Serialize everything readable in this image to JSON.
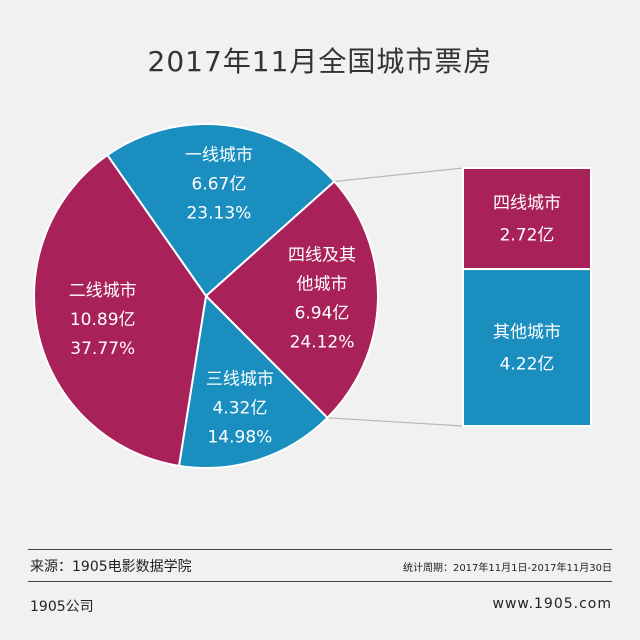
{
  "chart_data": {
    "type": "pie",
    "title": "2017年11月全国城市票房",
    "slices": [
      {
        "name": "一线城市",
        "value_text": "6.67亿",
        "value": 6.67,
        "percent_text": "23.13%",
        "percent": 23.13,
        "color": "#1a8fbf"
      },
      {
        "name": "四线及其他城市",
        "name_lines": [
          "四线及其",
          "他城市"
        ],
        "value_text": "6.94亿",
        "value": 6.94,
        "percent_text": "24.12%",
        "percent": 24.12,
        "color": "#a82259"
      },
      {
        "name": "三线城市",
        "value_text": "4.32亿",
        "value": 4.32,
        "percent_text": "14.98%",
        "percent": 14.98,
        "color": "#1a8fbf"
      },
      {
        "name": "二线城市",
        "value_text": "10.89亿",
        "value": 10.89,
        "percent_text": "37.77%",
        "percent": 37.77,
        "color": "#a82259"
      }
    ],
    "breakdown": {
      "parent": "四线及其他城市",
      "items": [
        {
          "name": "四线城市",
          "value_text": "2.72亿",
          "value": 2.72,
          "color": "#a82259"
        },
        {
          "name": "其他城市",
          "value_text": "4.22亿",
          "value": 4.22,
          "color": "#1a8fbf"
        }
      ]
    }
  },
  "footer": {
    "source": "来源：1905电影数据学院",
    "period": "统计周期：2017年11月1日-2017年11月30日",
    "company": "1905公司",
    "website": "www.1905.com"
  }
}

**Problem**
Transcribe the records word for word and include no pictures.

**Output**
Serialize everything readable in this image to JSON.
{
  "chart_data": {
    "type": "pie",
    "title": "2017年11月全国城市票房",
    "slices": [
      {
        "name": "一线城市",
        "value_text": "6.67亿",
        "value": 6.67,
        "percent_text": "23.13%",
        "percent": 23.13,
        "color": "#1a8fbf"
      },
      {
        "name": "四线及其他城市",
        "name_lines": [
          "四线及其",
          "他城市"
        ],
        "value_text": "6.94亿",
        "value": 6.94,
        "percent_text": "24.12%",
        "percent": 24.12,
        "color": "#a82259"
      },
      {
        "name": "三线城市",
        "value_text": "4.32亿",
        "value": 4.32,
        "percent_text": "14.98%",
        "percent": 14.98,
        "color": "#1a8fbf"
      },
      {
        "name": "二线城市",
        "value_text": "10.89亿",
        "value": 10.89,
        "percent_text": "37.77%",
        "percent": 37.77,
        "color": "#a82259"
      }
    ],
    "breakdown": {
      "parent": "四线及其他城市",
      "items": [
        {
          "name": "四线城市",
          "value_text": "2.72亿",
          "value": 2.72,
          "color": "#a82259"
        },
        {
          "name": "其他城市",
          "value_text": "4.22亿",
          "value": 4.22,
          "color": "#1a8fbf"
        }
      ]
    }
  },
  "footer": {
    "source": "来源：1905电影数据学院",
    "period": "统计周期：2017年11月1日-2017年11月30日",
    "company": "1905公司",
    "website": "www.1905.com"
  }
}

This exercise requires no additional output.